[TASK STATEMENT] Leave out the pictures and repeat every record exactly.
::: SUPPLIED MATERIAL
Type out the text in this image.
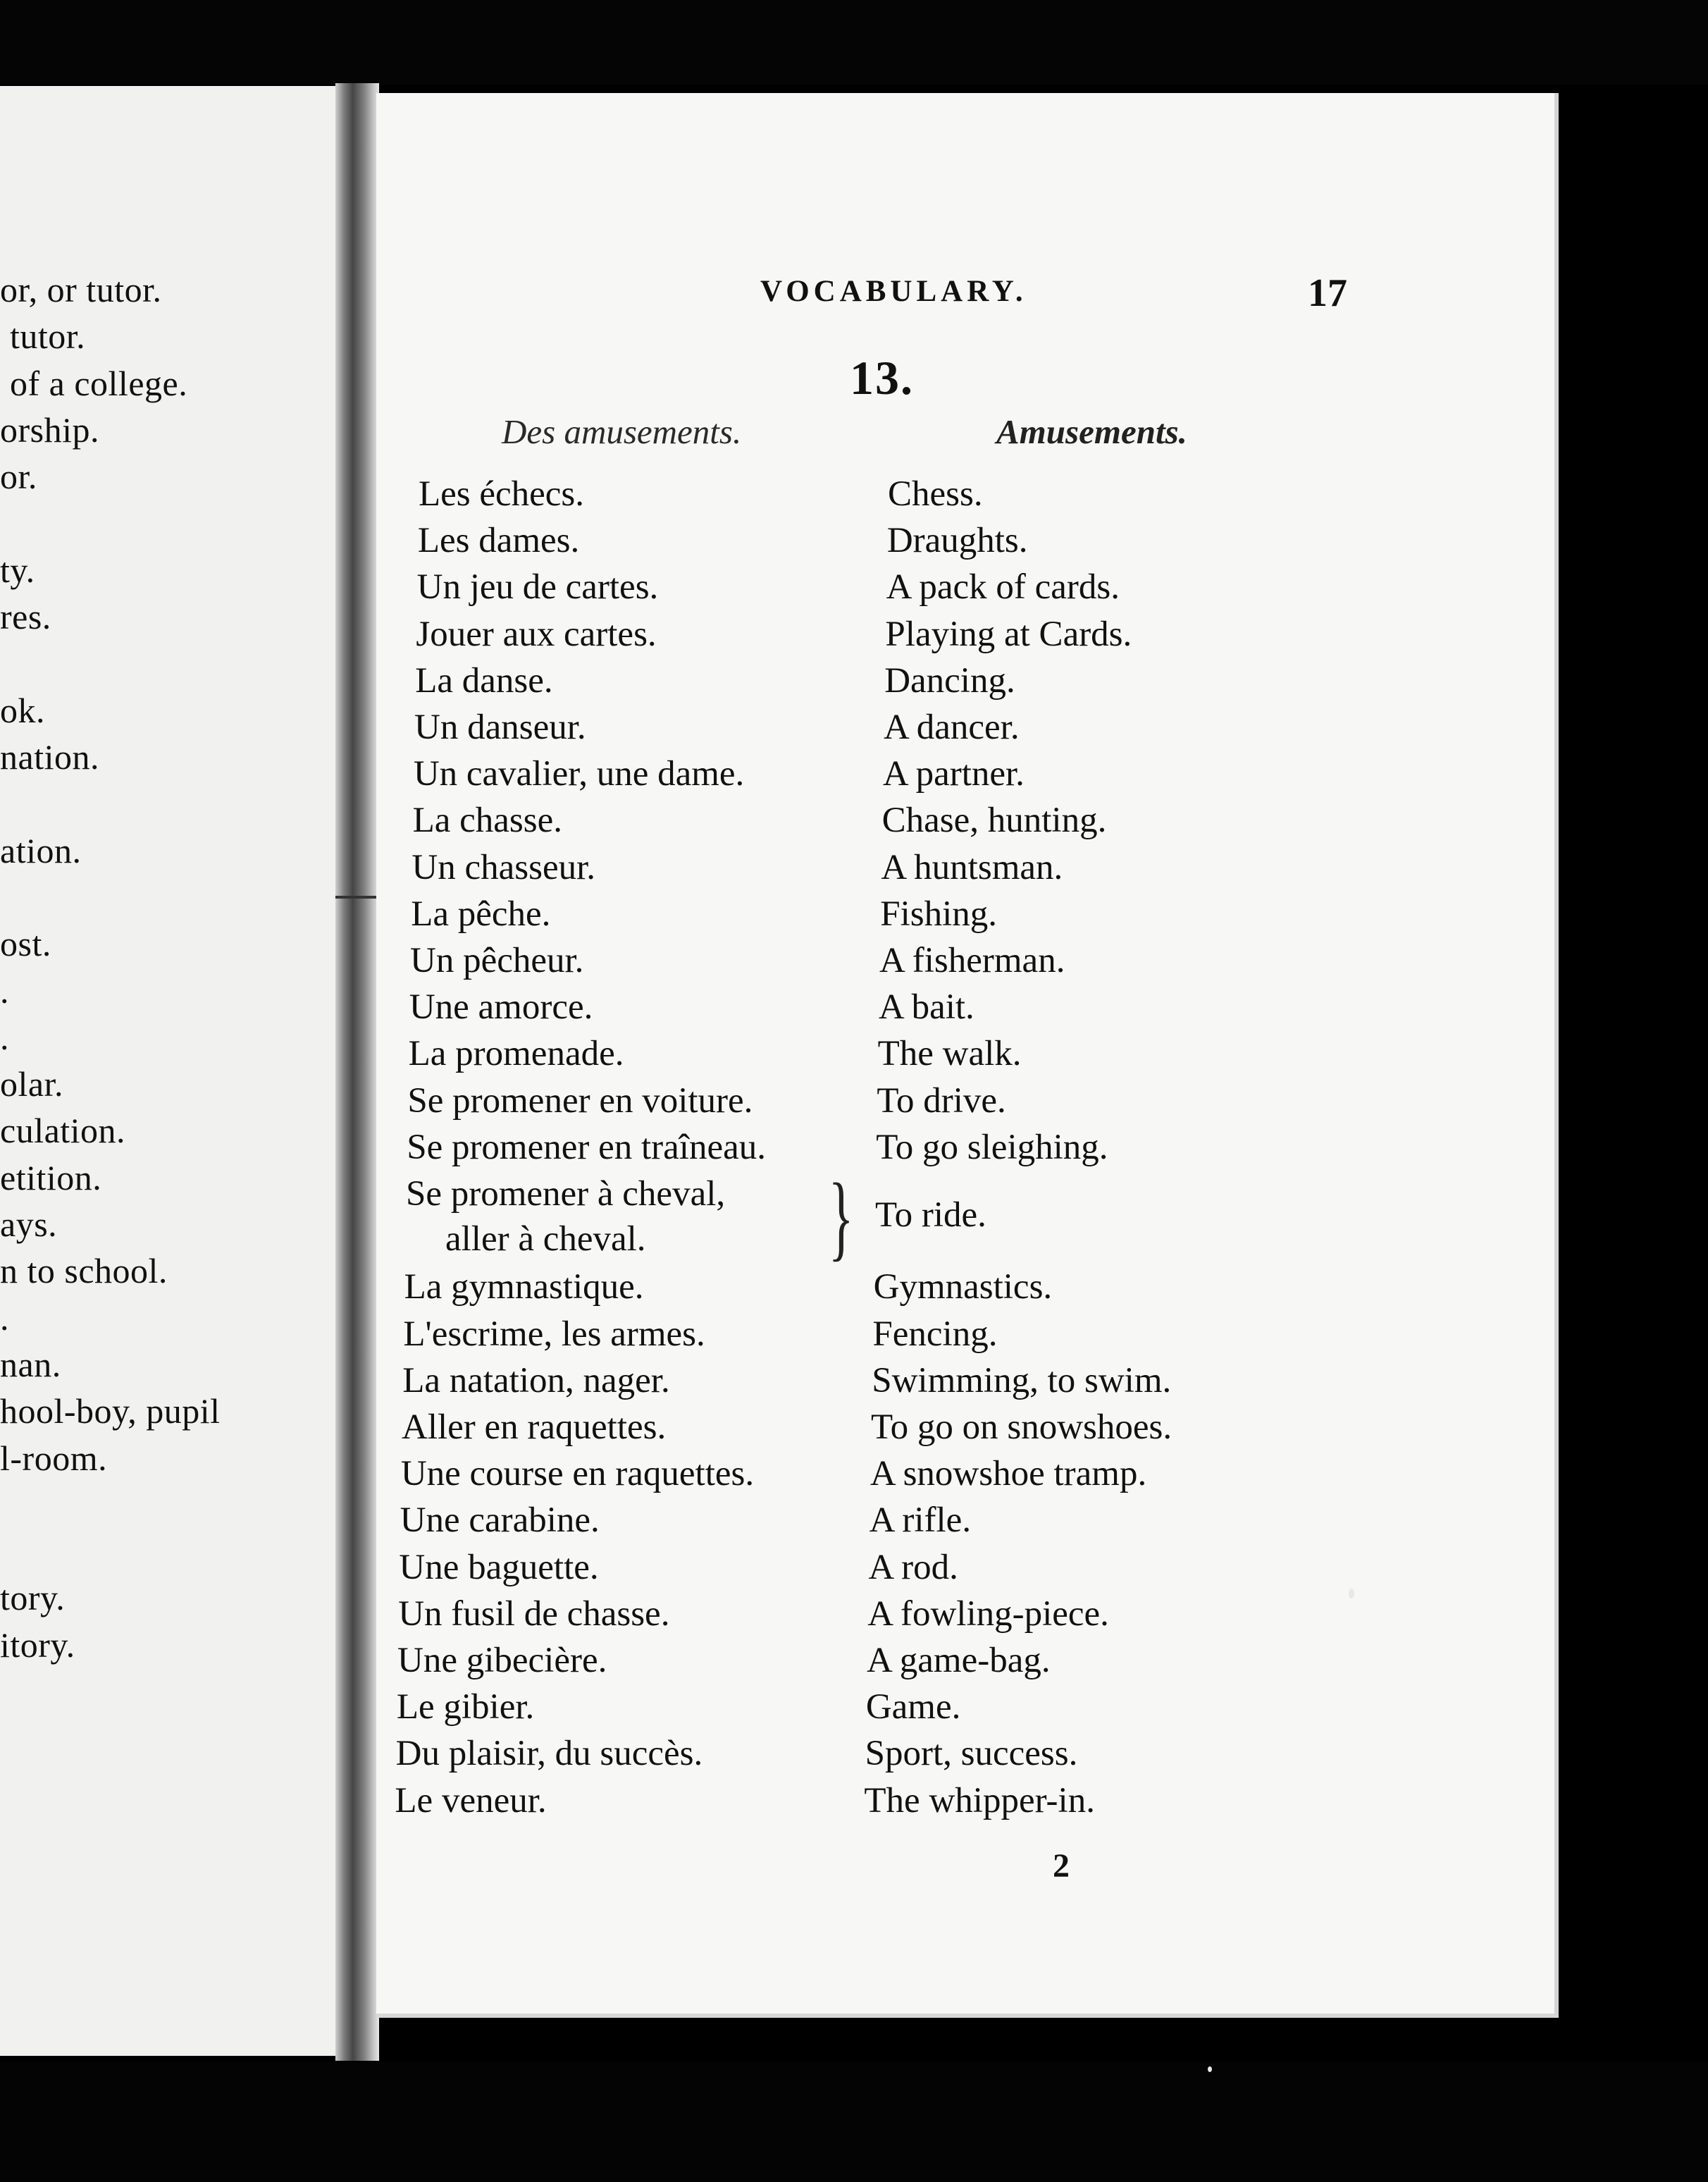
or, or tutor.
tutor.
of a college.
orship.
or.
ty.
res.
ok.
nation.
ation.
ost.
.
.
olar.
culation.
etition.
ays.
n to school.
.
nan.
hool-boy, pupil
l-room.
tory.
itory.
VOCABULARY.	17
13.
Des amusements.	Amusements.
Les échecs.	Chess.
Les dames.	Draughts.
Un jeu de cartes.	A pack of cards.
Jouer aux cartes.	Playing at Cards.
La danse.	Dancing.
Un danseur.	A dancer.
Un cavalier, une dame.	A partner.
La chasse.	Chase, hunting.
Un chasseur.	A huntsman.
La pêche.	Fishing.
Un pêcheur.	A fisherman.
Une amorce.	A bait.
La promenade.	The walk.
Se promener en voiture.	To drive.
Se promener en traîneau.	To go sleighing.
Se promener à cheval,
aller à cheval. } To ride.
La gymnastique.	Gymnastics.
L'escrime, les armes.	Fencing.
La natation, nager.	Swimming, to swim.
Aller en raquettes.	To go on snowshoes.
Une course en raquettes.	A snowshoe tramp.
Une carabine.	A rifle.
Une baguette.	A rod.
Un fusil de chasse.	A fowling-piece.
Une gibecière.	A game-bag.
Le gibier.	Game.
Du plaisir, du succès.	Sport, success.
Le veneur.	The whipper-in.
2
::::::
[SOLUTION TO THIS TASK]
Type out the text in this image.
or, or tutor.
tutor.
of a college.
orship.
or.
ty.
res.
ok.
nation.
ation.
ost.
.
.
olar.
culation.
etition.
ays.
n to school.
.
nan.
hool-boy, pupil
l-room.
tory.
itory.
VOCABULARY.	17
13.
Des amusements.	Amusements.
Les échecs.	Chess.
Les dames.	Draughts.
Un jeu de cartes.	A pack of cards.
Jouer aux cartes.	Playing at Cards.
La danse.	Dancing.
Un danseur.	A dancer.
Un cavalier, une dame.	A partner.
La chasse.	Chase, hunting.
Un chasseur.	A huntsman.
La pêche.	Fishing.
Un pêcheur.	A fisherman.
Une amorce.	A bait.
La promenade.	The walk.
Se promener en voiture.	To drive.
Se promener en traîneau.	To go sleighing.
Se promener à cheval,
aller à cheval. } To ride.
La gymnastique.	Gymnastics.
L'escrime, les armes.	Fencing.
La natation, nager.	Swimming, to swim.
Aller en raquettes.	To go on snowshoes.
Une course en raquettes.	A snowshoe tramp.
Une carabine.	A rifle.
Une baguette.	A rod.
Un fusil de chasse.	A fowling-piece.
Une gibecière.	A game-bag.
Le gibier.	Game.
Du plaisir, du succès.	Sport, success.
Le veneur.	The whipper-in.
2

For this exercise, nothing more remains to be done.